**TASK REQUIREMENTS**
Compile every line that includes the word "Here".

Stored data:
====

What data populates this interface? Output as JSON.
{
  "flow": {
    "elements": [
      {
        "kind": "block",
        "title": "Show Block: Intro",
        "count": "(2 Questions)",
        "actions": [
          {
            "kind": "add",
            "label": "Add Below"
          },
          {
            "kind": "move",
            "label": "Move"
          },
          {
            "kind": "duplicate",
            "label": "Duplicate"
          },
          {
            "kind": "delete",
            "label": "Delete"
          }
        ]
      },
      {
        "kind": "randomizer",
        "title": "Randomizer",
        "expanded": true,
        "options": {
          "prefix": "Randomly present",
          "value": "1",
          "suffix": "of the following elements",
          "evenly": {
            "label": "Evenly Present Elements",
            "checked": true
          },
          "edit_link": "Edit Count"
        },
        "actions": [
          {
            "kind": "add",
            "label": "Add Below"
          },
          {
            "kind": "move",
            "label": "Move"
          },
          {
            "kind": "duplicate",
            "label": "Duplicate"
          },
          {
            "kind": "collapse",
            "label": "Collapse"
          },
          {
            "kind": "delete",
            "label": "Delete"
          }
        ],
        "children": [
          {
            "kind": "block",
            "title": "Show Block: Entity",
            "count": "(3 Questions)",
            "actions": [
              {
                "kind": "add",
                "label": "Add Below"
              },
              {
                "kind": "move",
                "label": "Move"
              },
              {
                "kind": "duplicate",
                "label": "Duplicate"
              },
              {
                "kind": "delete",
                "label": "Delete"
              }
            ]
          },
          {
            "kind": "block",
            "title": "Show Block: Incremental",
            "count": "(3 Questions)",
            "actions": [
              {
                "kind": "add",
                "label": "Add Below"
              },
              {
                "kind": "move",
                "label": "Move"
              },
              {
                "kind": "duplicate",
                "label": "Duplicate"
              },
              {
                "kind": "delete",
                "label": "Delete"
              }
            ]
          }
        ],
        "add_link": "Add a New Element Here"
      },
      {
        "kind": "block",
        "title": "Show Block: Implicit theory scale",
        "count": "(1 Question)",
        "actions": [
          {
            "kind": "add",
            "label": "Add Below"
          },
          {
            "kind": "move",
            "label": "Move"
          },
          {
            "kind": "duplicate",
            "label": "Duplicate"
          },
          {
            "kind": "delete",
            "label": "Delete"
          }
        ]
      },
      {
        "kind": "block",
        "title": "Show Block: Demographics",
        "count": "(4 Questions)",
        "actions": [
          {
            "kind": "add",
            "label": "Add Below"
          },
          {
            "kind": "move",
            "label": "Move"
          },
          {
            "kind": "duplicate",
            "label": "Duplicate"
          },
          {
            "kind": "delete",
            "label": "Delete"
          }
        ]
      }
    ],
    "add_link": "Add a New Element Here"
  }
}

====

**TASK OUTPUT**
        "add_link": "Add a New Element Here"
    "add_link": "Add a New Element Here"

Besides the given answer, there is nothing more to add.